## [WORK TO DO]
Pick out the lines in the listing below that contain the word "Suitability" and copy them.

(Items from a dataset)
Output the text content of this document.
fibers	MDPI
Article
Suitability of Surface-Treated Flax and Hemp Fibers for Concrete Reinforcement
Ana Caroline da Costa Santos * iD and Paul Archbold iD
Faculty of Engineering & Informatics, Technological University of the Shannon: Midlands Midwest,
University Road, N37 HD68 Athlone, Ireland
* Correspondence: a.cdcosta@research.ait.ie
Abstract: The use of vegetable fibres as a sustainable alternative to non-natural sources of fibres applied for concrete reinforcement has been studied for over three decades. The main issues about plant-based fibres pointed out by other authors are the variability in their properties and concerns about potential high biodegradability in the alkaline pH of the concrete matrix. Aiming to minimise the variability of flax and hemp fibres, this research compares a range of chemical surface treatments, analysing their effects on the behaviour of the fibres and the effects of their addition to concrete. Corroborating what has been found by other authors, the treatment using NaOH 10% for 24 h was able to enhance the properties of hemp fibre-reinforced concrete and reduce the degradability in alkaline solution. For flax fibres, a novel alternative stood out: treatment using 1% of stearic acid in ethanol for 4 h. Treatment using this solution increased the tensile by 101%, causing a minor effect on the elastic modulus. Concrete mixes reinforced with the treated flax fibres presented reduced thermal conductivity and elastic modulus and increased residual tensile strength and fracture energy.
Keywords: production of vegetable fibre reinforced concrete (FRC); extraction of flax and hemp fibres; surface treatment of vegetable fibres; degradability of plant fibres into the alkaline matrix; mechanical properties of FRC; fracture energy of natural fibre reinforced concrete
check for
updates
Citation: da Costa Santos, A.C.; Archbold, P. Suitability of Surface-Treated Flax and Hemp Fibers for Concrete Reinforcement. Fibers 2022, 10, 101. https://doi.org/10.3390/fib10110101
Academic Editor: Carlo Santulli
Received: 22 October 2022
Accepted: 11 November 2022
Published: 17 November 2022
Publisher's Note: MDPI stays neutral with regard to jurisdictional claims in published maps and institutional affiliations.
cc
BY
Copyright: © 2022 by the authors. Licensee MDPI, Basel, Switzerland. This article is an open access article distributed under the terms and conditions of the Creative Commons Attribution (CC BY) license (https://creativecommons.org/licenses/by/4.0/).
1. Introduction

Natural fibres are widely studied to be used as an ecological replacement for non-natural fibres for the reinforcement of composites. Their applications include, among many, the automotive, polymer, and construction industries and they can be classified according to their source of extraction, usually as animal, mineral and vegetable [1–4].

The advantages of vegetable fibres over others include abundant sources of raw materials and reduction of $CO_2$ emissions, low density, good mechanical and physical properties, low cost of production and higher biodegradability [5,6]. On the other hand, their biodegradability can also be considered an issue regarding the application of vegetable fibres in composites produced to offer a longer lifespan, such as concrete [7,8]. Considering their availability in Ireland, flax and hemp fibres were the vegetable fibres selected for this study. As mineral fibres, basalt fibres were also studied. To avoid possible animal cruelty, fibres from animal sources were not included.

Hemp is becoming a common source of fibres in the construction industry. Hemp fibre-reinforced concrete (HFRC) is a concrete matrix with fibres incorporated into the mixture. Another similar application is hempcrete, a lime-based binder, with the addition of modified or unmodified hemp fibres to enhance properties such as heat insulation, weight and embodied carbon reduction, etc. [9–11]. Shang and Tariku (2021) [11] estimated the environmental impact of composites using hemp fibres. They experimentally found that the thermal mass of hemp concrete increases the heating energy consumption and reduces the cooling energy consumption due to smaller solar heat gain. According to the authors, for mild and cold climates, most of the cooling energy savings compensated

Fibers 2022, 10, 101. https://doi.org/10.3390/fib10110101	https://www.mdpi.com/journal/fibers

## [COMPLETE OUTPUT]
Suitability of Surface-Treated Flax and Hemp Fibers for Concrete Reinforcement
Citation: da Costa Santos, A.C.; Archbold, P. Suitability of Surface-Treated Flax and Hemp Fibers for Concrete Reinforcement. Fibers 2022, 10, 101. https://doi.org/10.3390/fib10110101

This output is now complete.